# Record set
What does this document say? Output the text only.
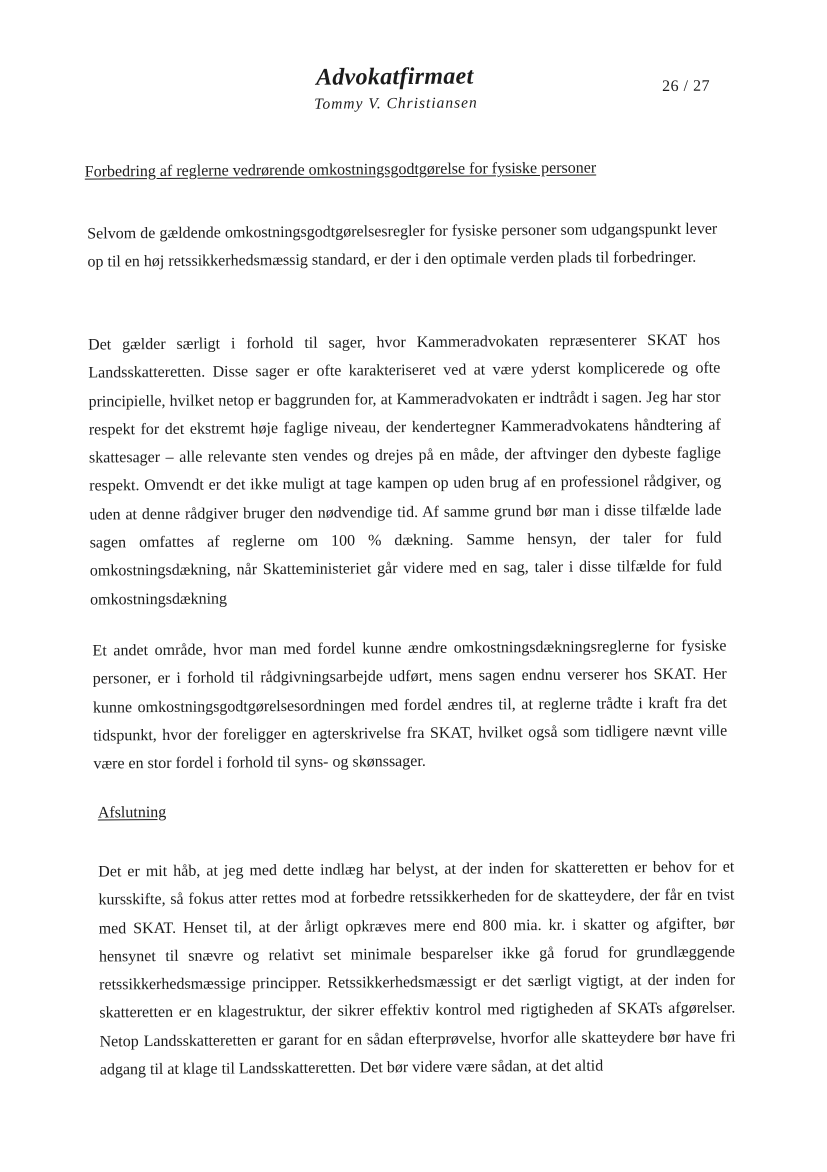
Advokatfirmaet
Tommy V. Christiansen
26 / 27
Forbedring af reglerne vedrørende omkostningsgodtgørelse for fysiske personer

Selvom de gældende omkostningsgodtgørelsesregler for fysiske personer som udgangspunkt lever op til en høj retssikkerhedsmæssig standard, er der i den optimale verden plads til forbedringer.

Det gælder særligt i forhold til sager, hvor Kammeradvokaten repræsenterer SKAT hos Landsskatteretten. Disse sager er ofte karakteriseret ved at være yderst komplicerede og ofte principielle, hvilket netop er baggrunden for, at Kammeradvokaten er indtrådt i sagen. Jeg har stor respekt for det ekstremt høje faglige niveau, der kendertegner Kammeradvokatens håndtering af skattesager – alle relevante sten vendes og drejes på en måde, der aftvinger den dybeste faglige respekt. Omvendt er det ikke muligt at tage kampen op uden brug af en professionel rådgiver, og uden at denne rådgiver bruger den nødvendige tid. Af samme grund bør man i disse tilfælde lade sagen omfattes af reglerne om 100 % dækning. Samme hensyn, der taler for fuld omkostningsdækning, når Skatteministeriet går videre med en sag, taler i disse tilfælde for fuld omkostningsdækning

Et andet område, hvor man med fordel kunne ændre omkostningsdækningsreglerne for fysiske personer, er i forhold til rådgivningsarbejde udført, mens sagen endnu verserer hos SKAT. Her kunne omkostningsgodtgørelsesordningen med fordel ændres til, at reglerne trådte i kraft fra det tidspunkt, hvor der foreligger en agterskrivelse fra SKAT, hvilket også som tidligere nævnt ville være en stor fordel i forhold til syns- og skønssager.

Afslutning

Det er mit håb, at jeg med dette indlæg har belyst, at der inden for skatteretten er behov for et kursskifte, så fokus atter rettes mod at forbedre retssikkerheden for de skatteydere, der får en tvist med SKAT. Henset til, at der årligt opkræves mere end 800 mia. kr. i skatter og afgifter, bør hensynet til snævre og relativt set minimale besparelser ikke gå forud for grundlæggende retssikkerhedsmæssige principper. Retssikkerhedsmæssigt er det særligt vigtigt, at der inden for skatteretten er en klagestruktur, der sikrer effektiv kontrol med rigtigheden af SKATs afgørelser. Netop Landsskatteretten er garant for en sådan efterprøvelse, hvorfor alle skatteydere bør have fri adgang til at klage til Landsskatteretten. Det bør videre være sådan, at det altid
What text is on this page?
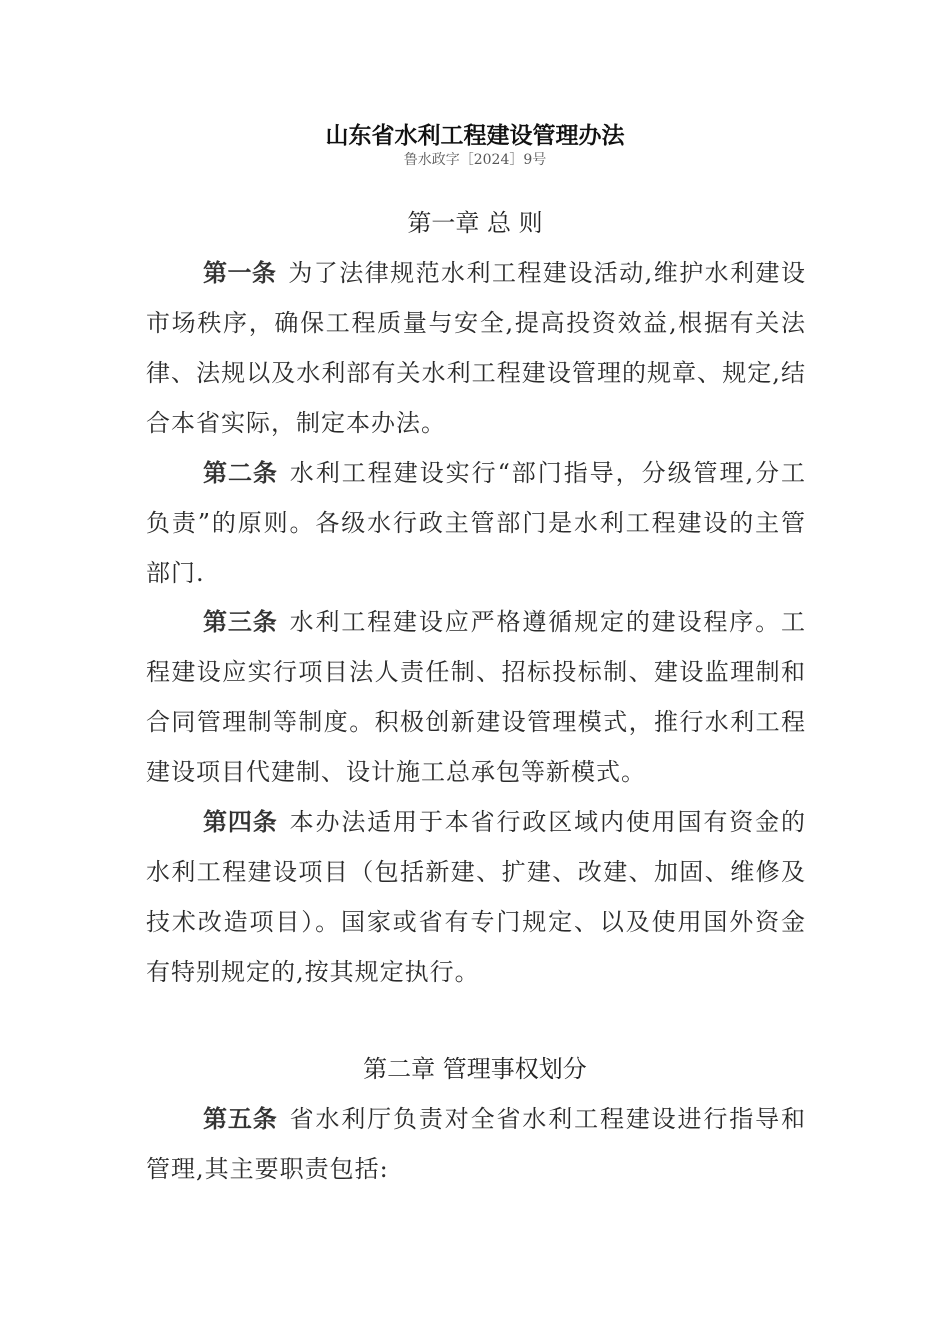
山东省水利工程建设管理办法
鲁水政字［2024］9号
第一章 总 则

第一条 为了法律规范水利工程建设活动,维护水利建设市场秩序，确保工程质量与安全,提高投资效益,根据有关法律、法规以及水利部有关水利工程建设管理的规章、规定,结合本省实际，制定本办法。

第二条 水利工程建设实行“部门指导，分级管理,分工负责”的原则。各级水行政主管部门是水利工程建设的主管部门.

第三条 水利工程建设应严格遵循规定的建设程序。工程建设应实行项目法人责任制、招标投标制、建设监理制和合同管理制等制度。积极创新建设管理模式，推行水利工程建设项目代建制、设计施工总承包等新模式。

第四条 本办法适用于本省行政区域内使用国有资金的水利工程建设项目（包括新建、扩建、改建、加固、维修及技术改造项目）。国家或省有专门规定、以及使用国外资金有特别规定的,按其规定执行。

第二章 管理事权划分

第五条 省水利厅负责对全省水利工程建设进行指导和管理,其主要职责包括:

--

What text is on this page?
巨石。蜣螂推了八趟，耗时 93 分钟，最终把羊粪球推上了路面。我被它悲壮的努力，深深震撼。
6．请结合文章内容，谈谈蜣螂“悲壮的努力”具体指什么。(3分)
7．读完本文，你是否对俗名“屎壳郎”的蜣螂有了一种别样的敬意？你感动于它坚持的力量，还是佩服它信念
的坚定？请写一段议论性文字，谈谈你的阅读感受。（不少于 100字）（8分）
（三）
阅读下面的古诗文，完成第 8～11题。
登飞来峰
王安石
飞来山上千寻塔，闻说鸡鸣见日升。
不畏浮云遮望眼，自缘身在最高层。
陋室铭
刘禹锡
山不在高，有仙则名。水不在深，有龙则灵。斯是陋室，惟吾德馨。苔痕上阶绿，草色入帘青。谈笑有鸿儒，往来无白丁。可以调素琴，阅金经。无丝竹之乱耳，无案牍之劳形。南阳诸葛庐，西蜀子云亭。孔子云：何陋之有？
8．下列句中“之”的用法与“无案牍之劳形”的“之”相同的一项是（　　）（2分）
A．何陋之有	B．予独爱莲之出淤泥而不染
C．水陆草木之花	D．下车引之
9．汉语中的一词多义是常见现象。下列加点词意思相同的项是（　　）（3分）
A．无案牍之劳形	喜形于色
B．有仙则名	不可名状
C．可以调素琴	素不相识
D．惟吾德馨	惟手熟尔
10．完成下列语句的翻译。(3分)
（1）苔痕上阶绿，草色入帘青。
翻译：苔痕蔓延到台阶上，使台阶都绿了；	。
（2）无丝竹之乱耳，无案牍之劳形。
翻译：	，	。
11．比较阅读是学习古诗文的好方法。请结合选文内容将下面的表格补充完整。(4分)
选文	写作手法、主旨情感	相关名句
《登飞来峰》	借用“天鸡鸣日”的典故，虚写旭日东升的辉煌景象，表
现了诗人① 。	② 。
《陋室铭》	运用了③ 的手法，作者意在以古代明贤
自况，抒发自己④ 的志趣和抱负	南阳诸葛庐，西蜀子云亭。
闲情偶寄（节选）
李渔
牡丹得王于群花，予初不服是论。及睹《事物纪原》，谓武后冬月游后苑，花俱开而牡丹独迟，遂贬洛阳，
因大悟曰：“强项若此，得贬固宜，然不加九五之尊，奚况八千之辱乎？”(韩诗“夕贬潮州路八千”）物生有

# Exercise task
Pull every line containing the word "可以调素琴" out of the material and copy it.

# Response to this exercise
山不在高，有仙则名。水不在深，有龙则灵。斯是陋室，惟吾德馨。苔痕上阶绿，草色入帘青。谈笑有鸿儒，往来无白丁。可以调素琴，阅金经。无丝竹之乱耳，无案牍之劳形。南阳诸葛庐，西蜀子云亭。孔子云：何陋之有？
C．可以调素琴	素不相识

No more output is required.